> TASK OBJECTIVE
Find the number of lines below in which the word "xlabel" appears, and write that number only.

> Figure content listings
———

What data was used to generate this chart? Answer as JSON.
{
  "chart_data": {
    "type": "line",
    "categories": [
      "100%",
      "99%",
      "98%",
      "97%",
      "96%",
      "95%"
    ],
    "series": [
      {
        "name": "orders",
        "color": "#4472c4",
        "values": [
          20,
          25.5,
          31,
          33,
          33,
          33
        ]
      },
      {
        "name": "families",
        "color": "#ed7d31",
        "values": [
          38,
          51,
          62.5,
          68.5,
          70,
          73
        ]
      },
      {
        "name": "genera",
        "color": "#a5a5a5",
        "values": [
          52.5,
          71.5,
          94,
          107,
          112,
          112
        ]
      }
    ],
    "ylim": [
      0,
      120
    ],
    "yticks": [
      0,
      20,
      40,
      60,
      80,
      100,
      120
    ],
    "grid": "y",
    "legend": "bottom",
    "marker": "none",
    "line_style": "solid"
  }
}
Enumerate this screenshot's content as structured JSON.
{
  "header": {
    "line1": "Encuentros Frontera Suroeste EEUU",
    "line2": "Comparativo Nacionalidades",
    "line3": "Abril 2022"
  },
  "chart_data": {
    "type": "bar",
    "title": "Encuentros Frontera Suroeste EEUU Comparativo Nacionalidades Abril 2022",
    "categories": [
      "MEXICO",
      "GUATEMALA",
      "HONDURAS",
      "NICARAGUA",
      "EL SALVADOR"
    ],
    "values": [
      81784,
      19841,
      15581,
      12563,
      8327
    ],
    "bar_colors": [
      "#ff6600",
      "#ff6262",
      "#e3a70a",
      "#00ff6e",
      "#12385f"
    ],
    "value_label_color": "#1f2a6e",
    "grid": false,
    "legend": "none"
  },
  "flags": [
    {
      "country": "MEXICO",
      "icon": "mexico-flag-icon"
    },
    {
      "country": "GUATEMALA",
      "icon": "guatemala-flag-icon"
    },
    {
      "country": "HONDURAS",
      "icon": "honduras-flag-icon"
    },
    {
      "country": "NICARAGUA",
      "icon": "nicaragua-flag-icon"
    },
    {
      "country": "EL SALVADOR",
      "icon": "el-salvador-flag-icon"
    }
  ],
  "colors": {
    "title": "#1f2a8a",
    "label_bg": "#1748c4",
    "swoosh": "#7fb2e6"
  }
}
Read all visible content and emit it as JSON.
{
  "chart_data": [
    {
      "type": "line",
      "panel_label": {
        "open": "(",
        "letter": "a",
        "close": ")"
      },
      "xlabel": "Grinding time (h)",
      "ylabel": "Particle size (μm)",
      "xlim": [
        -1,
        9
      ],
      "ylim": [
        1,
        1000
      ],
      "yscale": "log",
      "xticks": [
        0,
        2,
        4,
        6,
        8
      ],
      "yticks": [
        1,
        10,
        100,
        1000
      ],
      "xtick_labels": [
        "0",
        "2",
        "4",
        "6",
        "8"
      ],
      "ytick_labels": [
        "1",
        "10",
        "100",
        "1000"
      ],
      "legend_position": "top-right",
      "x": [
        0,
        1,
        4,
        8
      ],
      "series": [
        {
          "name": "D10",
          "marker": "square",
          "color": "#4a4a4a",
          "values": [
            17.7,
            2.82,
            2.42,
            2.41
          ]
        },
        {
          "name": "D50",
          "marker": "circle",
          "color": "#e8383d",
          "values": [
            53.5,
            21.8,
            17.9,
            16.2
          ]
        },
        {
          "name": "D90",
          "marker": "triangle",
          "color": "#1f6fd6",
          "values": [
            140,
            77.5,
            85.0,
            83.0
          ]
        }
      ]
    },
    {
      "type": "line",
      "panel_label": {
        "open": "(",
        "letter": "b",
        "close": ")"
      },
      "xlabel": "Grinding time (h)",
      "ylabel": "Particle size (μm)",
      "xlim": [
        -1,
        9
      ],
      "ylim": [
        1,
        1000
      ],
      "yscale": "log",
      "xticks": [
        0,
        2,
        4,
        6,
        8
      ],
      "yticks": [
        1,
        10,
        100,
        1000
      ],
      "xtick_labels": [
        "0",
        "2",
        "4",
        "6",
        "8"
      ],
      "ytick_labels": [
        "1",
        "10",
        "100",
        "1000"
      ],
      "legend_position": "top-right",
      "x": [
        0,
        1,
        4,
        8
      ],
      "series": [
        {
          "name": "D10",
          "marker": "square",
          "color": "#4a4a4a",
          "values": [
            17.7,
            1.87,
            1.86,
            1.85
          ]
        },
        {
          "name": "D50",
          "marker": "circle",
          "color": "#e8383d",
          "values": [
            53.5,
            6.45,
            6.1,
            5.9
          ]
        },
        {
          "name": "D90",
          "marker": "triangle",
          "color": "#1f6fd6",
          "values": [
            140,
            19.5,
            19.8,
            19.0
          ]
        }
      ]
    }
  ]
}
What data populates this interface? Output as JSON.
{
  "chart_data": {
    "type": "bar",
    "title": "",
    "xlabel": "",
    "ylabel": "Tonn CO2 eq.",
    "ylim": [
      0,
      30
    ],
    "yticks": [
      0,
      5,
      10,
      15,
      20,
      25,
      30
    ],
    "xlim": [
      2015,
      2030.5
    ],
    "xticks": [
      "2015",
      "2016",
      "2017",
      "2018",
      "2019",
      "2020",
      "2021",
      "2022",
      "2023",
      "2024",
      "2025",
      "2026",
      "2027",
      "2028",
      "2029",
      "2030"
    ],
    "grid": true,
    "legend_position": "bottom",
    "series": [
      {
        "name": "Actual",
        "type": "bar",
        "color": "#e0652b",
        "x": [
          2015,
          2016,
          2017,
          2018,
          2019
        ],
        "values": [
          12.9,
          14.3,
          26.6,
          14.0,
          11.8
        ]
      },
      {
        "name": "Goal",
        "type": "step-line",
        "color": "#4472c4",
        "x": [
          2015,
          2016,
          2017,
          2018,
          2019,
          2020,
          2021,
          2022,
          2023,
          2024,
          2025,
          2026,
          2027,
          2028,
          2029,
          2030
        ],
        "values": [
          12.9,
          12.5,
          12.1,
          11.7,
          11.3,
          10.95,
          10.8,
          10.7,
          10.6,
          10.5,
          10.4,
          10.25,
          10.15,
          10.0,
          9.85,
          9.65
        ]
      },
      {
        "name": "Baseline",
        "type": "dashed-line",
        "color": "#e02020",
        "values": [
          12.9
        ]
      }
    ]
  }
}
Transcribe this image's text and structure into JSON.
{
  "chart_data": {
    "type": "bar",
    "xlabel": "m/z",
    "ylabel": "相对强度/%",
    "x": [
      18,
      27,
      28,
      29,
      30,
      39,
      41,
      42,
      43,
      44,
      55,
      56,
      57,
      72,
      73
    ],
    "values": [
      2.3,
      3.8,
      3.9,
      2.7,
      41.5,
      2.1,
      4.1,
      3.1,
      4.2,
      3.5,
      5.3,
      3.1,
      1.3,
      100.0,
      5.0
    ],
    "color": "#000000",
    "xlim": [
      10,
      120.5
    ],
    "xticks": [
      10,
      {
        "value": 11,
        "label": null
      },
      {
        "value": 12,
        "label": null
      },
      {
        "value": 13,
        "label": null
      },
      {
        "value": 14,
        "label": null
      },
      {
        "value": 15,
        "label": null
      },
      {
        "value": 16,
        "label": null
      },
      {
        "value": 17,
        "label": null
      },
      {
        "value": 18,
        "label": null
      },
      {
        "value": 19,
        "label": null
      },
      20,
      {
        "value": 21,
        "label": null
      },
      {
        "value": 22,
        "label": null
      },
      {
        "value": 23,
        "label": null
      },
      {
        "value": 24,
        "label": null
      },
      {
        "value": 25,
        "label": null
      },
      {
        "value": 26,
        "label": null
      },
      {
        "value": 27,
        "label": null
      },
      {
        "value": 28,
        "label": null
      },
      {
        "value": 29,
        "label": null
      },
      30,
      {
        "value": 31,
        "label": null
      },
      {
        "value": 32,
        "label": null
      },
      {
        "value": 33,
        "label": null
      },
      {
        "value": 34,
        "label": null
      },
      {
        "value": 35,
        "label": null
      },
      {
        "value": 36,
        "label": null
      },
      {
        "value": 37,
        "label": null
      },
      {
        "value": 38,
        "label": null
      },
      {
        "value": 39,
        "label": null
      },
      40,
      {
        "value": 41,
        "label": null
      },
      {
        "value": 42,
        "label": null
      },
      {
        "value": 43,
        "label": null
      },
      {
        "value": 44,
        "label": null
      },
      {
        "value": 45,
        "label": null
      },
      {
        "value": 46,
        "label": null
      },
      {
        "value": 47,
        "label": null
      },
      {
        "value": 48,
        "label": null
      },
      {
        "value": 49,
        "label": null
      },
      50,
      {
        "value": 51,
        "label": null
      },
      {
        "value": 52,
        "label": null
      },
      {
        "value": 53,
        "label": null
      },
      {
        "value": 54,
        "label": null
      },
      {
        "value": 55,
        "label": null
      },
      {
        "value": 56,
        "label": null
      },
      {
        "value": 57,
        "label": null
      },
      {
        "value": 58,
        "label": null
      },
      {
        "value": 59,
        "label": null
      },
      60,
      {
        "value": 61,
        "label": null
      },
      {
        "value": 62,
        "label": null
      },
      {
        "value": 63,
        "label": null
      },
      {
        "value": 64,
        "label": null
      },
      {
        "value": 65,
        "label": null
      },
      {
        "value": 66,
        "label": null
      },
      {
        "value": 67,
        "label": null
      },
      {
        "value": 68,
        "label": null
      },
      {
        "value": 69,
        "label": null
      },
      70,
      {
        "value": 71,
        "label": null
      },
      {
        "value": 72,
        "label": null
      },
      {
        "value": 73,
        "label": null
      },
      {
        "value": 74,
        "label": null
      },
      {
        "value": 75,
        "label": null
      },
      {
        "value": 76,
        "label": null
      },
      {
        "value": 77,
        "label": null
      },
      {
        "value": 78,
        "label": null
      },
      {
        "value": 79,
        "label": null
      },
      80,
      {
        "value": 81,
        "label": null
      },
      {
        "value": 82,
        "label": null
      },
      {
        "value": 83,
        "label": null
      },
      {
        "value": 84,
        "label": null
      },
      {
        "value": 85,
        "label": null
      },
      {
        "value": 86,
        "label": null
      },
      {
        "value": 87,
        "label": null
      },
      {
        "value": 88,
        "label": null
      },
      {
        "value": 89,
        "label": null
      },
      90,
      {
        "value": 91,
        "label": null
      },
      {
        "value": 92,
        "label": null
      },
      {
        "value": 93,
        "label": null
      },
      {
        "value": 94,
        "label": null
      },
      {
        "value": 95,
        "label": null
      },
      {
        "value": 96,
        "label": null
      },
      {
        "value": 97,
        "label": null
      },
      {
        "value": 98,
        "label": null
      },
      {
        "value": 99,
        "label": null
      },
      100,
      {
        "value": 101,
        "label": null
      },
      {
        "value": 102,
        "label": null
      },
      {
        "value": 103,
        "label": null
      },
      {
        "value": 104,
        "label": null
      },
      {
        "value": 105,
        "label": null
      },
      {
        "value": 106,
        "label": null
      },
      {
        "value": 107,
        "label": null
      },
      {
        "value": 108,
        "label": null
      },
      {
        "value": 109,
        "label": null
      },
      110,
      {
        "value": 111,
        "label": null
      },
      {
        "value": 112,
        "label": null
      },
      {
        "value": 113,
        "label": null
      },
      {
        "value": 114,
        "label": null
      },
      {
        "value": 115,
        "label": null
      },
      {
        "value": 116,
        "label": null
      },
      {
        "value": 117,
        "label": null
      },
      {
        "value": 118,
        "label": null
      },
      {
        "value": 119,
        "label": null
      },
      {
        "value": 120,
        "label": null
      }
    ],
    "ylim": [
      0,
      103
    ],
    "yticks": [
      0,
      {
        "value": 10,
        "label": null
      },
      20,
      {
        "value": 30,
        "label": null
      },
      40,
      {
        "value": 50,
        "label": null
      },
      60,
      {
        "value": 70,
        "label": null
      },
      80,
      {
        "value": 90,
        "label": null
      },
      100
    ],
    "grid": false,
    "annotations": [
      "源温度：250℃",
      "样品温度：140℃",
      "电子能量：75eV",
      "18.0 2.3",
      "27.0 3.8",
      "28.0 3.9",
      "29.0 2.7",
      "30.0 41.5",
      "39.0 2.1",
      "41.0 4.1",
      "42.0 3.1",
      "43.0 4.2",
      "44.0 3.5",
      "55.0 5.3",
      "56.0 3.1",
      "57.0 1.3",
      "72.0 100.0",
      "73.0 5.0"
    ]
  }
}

———

> ANSWER TO THE TASK
4